## Stated task
Look below. Copy each line that has "ebudget" in it.

** BEGIN Given information **

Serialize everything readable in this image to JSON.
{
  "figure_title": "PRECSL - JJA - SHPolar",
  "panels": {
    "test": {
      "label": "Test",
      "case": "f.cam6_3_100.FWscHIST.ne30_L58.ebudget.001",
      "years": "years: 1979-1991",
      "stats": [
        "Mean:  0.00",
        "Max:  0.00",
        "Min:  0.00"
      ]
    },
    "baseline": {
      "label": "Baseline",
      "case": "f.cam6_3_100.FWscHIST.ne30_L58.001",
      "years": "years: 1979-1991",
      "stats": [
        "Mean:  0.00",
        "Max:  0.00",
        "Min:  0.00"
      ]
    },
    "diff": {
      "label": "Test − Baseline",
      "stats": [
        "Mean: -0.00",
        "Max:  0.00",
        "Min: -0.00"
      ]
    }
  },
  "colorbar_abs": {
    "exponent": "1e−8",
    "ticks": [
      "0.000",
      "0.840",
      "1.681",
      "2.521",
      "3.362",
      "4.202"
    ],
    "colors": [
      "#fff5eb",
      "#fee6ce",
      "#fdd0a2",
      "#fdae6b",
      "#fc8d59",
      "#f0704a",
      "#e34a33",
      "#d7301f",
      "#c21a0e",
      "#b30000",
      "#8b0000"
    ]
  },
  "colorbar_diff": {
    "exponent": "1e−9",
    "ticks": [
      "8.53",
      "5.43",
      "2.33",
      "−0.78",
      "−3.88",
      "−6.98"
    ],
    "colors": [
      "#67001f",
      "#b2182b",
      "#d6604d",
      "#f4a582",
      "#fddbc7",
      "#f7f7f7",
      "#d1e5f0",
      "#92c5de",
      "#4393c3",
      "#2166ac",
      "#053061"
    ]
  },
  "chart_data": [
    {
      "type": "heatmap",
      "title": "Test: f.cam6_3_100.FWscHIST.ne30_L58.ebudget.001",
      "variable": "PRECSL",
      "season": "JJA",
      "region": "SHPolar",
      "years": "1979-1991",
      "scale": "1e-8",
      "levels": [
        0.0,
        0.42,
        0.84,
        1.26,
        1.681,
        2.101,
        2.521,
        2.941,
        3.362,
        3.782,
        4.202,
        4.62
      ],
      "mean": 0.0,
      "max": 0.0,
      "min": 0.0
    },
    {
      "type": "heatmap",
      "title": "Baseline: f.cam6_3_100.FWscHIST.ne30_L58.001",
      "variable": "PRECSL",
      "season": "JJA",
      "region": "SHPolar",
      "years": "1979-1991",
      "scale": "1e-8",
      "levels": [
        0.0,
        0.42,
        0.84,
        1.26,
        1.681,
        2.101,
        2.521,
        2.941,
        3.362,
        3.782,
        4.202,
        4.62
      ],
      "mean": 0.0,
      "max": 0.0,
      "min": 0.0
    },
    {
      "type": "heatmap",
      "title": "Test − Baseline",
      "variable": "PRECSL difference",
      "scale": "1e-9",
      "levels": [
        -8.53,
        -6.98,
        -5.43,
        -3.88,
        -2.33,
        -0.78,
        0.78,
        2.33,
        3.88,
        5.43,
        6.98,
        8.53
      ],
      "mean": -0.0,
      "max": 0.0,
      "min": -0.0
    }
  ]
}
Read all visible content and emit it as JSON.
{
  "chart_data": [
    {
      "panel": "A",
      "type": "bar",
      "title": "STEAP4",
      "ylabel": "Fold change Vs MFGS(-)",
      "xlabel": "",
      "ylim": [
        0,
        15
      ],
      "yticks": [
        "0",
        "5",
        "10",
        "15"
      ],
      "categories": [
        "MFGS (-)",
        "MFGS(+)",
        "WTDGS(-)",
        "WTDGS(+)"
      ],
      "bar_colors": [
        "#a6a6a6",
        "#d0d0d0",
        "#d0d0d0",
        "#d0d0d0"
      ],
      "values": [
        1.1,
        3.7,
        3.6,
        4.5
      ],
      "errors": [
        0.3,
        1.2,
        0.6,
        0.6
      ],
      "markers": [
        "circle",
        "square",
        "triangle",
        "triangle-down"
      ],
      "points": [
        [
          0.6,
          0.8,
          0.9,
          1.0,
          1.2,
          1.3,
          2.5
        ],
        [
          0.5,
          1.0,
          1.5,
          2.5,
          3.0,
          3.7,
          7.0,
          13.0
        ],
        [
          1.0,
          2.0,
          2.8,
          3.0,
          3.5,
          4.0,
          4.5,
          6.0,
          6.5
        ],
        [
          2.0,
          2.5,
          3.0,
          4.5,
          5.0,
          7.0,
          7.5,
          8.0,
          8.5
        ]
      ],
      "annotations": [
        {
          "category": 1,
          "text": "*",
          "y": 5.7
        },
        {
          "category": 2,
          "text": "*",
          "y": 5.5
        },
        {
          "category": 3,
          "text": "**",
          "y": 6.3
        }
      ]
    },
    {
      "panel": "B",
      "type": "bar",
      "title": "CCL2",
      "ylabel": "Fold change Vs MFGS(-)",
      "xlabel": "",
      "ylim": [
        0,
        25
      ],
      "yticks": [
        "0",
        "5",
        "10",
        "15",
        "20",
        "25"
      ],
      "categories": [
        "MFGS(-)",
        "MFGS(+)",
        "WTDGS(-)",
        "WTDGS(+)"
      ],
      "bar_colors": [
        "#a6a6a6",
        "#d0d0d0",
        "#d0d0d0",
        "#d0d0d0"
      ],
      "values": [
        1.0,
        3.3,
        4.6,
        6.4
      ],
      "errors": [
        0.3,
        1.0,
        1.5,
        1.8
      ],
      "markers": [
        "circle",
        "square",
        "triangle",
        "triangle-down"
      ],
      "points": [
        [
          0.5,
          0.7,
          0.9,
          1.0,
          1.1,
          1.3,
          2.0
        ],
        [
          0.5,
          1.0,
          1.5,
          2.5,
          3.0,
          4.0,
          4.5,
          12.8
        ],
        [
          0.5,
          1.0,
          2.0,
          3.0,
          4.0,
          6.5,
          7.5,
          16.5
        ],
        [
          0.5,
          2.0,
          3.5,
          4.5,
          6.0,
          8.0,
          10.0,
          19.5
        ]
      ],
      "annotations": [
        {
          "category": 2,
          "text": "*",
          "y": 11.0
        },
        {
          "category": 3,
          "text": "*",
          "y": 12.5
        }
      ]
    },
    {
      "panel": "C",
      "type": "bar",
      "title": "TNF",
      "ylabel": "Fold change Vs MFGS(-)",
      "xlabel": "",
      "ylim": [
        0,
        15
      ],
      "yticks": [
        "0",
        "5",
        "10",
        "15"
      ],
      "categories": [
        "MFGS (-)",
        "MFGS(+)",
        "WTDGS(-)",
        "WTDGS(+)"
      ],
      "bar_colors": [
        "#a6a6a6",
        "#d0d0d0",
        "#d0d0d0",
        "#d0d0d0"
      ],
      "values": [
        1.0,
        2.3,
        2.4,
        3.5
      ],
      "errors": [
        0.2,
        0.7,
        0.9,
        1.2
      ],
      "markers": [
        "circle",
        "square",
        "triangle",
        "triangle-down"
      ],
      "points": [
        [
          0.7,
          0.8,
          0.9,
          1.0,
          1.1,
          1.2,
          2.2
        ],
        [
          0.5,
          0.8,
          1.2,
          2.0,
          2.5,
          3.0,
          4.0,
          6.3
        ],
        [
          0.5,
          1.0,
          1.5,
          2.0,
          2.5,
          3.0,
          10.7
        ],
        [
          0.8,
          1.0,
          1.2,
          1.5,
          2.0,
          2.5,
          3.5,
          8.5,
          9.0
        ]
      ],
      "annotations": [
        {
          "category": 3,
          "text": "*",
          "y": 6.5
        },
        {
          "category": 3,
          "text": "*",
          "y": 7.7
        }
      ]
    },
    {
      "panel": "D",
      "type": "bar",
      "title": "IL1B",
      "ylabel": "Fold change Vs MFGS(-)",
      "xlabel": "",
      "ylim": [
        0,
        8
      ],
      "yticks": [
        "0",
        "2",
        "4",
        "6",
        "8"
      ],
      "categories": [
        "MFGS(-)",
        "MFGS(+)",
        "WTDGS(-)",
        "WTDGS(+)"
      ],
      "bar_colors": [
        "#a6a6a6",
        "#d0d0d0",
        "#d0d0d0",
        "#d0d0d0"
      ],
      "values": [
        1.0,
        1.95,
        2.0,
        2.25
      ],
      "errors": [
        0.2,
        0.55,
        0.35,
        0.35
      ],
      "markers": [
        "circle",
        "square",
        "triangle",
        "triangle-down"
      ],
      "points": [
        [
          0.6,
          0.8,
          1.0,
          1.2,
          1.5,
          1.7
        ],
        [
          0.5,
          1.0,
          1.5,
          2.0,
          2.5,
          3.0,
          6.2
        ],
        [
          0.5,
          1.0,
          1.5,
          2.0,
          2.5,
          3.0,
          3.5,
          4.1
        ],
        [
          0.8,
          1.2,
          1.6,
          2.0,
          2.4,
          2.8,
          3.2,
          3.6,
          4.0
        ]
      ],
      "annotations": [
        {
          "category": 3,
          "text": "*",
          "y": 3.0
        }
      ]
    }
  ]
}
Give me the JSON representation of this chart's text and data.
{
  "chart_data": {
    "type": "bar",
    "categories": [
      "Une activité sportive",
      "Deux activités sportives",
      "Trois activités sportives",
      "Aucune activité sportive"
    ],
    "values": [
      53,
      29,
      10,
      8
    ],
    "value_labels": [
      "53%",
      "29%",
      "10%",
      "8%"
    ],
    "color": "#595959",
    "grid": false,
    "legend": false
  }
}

** END Given information **

## Exercise response
      "case": "f.cam6_3_100.FWscHIST.ne30_L58.ebudget.001",
      "title": "Test: f.cam6_3_100.FWscHIST.ne30_L58.ebudget.001",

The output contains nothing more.